**** Given data ****

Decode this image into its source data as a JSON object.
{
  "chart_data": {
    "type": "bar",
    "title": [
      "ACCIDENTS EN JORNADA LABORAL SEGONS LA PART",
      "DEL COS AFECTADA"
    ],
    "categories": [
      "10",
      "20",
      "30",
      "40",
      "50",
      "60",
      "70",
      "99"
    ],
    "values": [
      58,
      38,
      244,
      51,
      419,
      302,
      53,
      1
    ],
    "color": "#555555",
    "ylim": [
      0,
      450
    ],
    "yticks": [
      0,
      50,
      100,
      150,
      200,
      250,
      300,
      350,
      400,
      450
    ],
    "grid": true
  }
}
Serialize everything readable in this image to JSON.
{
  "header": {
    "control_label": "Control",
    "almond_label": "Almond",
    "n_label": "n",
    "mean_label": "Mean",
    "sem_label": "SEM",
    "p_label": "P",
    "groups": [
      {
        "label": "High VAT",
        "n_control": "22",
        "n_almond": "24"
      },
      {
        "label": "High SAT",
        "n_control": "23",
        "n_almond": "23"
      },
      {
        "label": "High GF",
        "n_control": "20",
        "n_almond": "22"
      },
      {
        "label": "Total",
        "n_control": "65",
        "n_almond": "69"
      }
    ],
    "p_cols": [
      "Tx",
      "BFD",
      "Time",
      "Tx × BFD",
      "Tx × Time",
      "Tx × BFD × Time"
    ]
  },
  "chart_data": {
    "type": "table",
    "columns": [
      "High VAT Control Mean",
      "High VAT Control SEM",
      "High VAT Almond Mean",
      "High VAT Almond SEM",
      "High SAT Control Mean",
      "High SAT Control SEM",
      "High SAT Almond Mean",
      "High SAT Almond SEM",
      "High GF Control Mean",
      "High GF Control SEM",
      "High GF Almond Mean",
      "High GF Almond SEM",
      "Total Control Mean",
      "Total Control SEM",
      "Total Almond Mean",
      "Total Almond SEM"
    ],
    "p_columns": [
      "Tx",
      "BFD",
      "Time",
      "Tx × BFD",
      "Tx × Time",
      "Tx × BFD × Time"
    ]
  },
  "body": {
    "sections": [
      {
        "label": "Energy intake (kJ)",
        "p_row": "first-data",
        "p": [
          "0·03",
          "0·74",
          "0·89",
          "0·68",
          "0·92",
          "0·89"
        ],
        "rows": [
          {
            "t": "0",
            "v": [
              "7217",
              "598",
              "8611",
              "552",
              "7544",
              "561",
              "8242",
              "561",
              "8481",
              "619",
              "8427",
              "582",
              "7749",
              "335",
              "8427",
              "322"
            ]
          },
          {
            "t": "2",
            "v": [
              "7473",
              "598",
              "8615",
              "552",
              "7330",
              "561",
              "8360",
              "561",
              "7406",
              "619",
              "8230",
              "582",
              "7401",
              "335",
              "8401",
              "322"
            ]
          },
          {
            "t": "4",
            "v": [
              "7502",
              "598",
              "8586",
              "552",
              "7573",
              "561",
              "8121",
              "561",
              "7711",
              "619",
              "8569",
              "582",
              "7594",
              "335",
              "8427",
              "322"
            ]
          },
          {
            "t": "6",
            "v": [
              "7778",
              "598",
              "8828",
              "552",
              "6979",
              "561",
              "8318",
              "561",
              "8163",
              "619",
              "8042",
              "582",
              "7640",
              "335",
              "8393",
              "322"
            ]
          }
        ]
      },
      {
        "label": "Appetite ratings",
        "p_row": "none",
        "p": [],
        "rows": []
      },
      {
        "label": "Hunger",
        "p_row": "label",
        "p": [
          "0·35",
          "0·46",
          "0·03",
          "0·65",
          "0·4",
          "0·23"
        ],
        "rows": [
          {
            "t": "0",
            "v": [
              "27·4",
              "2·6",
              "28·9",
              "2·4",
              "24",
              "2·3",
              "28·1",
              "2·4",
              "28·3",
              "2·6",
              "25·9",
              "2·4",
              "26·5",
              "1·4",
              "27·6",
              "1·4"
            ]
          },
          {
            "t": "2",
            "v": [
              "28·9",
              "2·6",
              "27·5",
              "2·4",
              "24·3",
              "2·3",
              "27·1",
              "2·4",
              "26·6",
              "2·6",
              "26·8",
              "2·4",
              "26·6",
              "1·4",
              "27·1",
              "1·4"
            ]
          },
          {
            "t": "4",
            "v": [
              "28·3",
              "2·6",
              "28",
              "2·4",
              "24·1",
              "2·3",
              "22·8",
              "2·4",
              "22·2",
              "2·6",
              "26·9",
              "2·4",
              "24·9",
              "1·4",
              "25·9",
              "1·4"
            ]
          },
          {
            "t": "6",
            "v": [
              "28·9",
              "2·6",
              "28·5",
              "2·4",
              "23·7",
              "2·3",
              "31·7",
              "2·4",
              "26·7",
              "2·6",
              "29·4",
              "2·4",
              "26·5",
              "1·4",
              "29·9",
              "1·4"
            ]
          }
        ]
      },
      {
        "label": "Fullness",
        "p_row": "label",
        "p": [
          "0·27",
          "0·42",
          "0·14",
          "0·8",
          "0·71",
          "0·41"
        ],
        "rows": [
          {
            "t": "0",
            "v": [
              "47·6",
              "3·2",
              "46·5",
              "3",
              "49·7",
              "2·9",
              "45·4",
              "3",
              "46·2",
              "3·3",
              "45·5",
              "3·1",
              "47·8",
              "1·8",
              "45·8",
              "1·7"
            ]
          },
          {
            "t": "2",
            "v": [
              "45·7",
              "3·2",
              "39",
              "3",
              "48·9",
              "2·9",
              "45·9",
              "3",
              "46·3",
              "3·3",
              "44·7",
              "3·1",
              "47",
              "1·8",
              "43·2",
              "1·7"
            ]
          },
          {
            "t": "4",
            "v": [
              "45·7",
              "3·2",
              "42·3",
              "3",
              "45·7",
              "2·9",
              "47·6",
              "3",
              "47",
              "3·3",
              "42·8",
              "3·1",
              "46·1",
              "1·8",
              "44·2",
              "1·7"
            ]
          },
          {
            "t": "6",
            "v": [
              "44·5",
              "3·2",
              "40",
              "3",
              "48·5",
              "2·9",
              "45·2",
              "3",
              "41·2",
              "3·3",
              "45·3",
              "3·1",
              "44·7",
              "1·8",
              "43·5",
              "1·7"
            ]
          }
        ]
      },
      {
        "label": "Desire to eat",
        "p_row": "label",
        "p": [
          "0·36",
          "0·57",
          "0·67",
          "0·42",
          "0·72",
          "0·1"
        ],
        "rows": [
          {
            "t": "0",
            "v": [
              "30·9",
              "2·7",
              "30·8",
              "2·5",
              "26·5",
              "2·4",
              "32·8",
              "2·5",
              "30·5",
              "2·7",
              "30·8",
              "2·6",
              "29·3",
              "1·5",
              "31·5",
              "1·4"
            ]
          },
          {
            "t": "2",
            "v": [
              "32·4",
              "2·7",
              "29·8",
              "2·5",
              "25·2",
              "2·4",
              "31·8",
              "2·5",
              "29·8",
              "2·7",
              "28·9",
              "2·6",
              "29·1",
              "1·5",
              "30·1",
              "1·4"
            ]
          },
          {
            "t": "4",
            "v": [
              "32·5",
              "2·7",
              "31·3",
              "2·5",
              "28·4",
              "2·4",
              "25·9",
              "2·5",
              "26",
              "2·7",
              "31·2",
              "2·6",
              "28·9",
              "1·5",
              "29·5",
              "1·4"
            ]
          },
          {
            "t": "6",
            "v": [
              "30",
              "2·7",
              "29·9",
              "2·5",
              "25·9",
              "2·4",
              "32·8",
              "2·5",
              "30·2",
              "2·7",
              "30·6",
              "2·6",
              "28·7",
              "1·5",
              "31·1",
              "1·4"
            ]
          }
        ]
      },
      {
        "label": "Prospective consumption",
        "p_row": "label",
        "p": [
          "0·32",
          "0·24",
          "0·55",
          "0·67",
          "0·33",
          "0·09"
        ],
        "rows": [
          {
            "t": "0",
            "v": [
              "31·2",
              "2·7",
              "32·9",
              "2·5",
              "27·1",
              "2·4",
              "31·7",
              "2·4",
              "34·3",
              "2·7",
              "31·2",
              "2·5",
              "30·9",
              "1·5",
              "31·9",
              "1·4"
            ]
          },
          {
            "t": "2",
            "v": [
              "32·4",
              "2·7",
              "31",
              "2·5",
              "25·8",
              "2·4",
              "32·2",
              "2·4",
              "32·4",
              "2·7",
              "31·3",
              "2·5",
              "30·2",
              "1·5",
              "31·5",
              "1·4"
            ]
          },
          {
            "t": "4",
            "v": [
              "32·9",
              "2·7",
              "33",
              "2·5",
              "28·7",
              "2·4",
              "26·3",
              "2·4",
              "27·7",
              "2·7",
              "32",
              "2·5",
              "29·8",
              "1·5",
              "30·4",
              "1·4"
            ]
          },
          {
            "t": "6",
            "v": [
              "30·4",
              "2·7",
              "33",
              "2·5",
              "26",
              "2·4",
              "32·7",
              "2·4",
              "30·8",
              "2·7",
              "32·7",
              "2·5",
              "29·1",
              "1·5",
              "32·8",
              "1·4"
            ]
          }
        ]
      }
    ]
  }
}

****

## Aim:
Each line that holds the word "JSON" is to be copied.

## Complete response:
Decode this image into its source data as a JSON object.
Serialize everything readable in this image to JSON.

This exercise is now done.